-- START MATERIAL PROVIDED --

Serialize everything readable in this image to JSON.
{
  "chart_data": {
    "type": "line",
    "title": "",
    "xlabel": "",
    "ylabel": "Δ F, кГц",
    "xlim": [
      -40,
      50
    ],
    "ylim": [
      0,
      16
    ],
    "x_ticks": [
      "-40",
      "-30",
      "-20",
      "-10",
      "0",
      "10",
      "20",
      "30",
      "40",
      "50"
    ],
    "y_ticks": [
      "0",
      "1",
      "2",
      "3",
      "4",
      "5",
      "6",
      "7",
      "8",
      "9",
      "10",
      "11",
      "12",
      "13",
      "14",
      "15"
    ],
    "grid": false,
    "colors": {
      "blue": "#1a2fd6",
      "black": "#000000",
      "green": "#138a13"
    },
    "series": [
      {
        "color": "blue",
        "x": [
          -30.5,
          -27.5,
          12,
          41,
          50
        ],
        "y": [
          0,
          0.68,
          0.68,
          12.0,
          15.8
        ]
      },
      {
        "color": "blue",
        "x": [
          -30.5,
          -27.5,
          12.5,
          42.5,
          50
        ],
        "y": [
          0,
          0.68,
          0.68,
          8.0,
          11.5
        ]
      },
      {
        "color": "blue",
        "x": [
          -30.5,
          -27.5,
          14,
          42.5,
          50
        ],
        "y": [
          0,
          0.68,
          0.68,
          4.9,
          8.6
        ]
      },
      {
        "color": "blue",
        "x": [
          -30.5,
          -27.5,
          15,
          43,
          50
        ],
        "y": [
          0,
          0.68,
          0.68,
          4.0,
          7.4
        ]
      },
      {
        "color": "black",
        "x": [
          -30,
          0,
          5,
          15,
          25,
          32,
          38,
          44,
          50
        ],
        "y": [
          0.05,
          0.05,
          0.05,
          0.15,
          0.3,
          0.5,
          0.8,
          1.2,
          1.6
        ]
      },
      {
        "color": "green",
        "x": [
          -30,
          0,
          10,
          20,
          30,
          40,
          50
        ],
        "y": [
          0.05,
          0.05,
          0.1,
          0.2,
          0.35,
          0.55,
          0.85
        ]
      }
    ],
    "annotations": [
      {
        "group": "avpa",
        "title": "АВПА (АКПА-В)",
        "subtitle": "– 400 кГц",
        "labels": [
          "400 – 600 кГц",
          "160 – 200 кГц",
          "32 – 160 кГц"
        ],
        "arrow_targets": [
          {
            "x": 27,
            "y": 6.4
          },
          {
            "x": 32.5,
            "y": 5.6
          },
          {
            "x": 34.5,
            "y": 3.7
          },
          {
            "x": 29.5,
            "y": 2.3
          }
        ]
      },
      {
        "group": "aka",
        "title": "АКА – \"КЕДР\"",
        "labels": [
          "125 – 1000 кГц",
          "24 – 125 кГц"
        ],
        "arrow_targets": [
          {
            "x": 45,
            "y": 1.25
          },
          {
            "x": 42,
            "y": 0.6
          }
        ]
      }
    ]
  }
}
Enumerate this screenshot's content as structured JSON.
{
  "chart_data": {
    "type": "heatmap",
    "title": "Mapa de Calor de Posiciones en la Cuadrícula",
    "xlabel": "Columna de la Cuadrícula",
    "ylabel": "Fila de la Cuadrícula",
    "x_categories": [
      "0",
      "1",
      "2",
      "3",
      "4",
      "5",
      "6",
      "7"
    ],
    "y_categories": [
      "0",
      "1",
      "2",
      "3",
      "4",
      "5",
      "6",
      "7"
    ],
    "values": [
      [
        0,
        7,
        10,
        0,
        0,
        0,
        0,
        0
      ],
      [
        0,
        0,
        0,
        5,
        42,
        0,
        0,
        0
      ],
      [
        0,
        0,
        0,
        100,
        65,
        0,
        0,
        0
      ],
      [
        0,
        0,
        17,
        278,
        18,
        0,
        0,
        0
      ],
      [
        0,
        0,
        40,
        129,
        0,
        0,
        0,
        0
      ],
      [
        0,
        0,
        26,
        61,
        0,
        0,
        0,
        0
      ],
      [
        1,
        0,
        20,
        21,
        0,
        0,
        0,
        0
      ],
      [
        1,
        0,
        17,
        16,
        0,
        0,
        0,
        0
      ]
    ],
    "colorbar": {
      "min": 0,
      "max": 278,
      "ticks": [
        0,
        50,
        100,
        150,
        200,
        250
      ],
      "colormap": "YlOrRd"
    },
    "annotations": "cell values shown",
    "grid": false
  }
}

-- END MATERIAL PROVIDED --

_TO DO_
Give only the number of lines in the entries above that hold the string "JSON".

_ANSWER TO THIS EXERCISE_
2